* WRITTEN INSTRUCTION *
Search the material for the word "JSON" and report each line where it turns up.

* GIVEN RECORDS *
--- begin ---

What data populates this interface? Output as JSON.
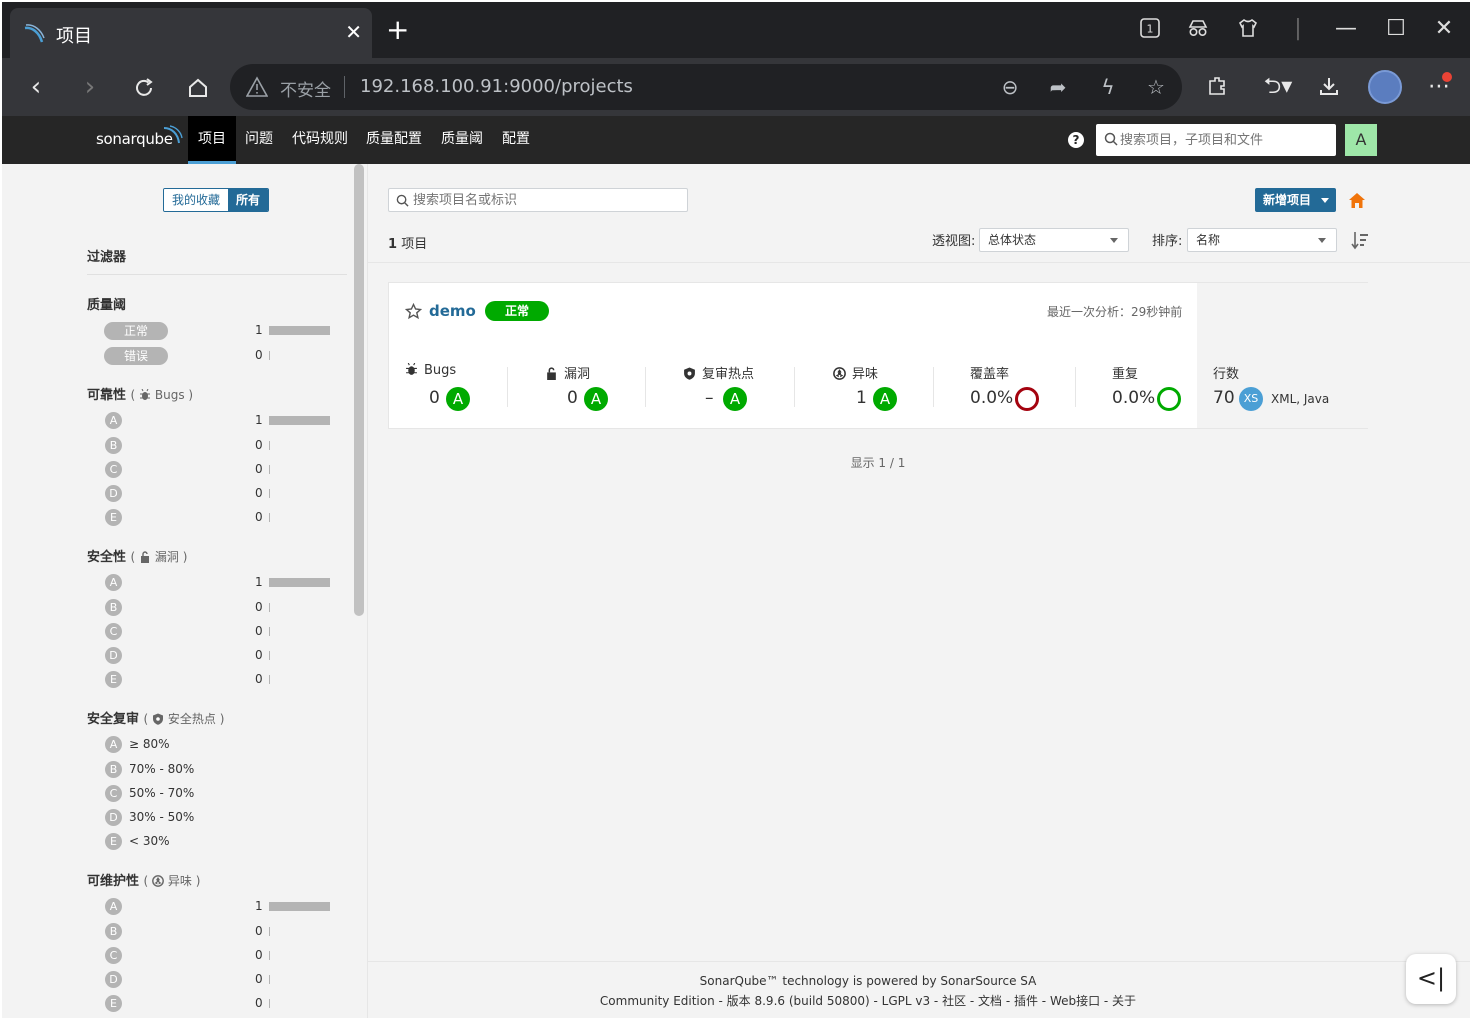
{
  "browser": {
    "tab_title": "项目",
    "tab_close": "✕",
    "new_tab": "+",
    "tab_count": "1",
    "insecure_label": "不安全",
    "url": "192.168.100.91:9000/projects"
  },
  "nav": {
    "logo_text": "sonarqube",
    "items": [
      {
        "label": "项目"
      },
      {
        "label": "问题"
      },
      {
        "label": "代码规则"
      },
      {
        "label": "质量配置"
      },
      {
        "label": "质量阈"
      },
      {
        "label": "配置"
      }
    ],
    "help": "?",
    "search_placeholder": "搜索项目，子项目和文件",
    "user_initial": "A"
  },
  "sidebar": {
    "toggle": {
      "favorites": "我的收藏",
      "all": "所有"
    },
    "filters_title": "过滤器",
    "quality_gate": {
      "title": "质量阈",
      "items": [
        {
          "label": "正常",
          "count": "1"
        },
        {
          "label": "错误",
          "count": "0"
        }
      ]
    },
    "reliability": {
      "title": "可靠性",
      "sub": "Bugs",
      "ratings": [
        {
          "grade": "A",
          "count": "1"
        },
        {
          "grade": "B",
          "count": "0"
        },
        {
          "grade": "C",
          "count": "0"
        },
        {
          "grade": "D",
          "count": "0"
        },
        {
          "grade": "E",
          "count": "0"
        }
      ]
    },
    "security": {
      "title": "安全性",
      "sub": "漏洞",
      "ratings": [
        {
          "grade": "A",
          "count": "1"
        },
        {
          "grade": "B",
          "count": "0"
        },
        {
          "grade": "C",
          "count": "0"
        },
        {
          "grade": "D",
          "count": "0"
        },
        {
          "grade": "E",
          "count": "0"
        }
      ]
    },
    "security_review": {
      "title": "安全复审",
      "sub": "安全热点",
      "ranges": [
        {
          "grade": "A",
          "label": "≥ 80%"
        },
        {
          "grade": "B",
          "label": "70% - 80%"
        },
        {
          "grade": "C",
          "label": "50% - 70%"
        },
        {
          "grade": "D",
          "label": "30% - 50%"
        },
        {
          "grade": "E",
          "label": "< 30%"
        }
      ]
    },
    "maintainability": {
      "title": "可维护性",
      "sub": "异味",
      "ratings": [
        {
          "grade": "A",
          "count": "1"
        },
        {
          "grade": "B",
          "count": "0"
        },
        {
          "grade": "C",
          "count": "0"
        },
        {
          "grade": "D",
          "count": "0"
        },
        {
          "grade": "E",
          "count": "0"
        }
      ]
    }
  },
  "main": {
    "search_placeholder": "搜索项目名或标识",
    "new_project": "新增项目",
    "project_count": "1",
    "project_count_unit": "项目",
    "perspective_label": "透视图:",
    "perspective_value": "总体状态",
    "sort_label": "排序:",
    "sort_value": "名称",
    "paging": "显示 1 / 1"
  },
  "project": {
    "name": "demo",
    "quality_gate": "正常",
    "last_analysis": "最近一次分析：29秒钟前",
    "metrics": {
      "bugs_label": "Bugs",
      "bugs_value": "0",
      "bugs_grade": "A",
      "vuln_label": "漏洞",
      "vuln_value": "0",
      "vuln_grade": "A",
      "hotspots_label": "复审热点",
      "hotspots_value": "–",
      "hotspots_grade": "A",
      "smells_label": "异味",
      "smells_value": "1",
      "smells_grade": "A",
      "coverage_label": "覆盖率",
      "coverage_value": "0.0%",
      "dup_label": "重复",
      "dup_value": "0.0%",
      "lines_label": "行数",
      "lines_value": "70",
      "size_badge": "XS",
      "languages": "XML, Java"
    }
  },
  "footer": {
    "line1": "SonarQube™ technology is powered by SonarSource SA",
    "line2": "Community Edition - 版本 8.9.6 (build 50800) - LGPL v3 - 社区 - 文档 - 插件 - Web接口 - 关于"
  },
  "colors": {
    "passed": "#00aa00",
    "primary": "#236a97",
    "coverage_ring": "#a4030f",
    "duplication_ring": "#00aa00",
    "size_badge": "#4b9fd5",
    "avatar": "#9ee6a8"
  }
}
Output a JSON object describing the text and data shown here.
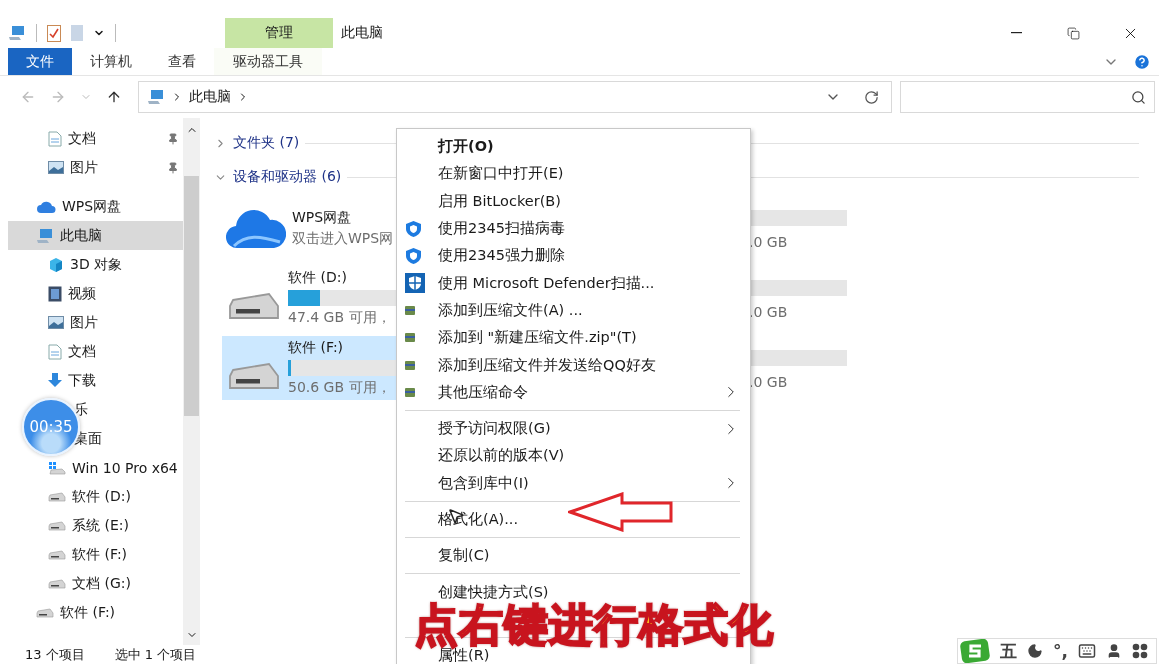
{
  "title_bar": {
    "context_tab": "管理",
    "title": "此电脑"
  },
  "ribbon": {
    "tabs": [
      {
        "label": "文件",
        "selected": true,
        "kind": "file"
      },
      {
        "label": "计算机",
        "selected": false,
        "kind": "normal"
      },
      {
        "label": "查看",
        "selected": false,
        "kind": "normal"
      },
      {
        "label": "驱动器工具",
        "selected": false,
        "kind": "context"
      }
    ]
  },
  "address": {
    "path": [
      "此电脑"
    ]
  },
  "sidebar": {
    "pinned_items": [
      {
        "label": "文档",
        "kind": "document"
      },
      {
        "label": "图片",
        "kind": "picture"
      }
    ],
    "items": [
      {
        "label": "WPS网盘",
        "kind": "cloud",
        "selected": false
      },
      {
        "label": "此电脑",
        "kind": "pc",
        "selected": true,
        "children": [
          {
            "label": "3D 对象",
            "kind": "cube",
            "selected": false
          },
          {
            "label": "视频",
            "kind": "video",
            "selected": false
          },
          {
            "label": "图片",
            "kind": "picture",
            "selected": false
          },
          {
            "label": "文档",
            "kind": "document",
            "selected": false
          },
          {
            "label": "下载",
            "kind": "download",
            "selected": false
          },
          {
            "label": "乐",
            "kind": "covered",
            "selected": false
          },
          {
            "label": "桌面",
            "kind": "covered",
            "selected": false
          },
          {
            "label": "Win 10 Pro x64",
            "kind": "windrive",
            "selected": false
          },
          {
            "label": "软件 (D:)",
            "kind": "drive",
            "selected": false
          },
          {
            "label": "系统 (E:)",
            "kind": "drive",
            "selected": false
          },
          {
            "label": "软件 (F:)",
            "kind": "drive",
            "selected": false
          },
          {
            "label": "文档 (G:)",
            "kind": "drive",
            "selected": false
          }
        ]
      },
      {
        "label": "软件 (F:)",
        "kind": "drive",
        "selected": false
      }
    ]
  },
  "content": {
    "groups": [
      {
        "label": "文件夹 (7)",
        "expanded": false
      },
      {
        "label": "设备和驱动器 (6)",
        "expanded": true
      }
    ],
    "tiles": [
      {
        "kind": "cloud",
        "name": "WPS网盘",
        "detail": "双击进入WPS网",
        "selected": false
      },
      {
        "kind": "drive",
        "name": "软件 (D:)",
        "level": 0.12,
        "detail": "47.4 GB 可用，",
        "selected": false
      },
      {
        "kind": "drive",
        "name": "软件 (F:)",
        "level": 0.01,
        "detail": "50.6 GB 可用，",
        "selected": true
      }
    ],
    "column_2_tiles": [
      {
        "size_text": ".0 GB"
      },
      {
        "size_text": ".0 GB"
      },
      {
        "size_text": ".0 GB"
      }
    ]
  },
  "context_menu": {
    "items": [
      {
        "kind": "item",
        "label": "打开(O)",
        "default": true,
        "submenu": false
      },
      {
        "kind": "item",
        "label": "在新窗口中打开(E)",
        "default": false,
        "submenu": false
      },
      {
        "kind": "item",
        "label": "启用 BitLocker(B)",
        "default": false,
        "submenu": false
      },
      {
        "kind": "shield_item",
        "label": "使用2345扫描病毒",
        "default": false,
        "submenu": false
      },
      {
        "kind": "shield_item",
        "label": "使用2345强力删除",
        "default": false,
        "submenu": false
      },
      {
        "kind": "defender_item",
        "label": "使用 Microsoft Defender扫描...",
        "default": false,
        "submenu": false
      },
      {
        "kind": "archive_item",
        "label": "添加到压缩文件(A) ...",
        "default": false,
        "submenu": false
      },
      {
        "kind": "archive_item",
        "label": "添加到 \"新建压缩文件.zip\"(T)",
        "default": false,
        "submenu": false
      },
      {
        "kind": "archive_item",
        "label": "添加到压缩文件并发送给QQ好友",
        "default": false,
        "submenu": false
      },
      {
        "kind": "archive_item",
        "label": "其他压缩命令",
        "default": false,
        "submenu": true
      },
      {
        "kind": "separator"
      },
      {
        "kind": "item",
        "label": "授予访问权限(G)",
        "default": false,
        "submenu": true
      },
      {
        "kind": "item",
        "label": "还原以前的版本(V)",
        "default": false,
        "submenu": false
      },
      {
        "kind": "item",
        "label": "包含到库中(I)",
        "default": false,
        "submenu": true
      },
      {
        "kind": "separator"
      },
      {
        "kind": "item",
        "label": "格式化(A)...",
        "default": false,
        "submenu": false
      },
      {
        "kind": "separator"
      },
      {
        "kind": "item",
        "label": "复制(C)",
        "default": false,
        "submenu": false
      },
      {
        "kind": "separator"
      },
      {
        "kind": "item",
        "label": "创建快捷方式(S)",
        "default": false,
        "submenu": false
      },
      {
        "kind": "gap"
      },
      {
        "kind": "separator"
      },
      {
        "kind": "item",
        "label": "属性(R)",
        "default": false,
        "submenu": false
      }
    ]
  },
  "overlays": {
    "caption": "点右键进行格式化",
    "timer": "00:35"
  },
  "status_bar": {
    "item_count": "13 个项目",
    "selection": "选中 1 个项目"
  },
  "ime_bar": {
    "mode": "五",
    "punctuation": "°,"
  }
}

--- end ---

* PROBLEM SOLUTION *
What data populates this interface? Output as JSON.
Output a JSON object describing the text and data shown here.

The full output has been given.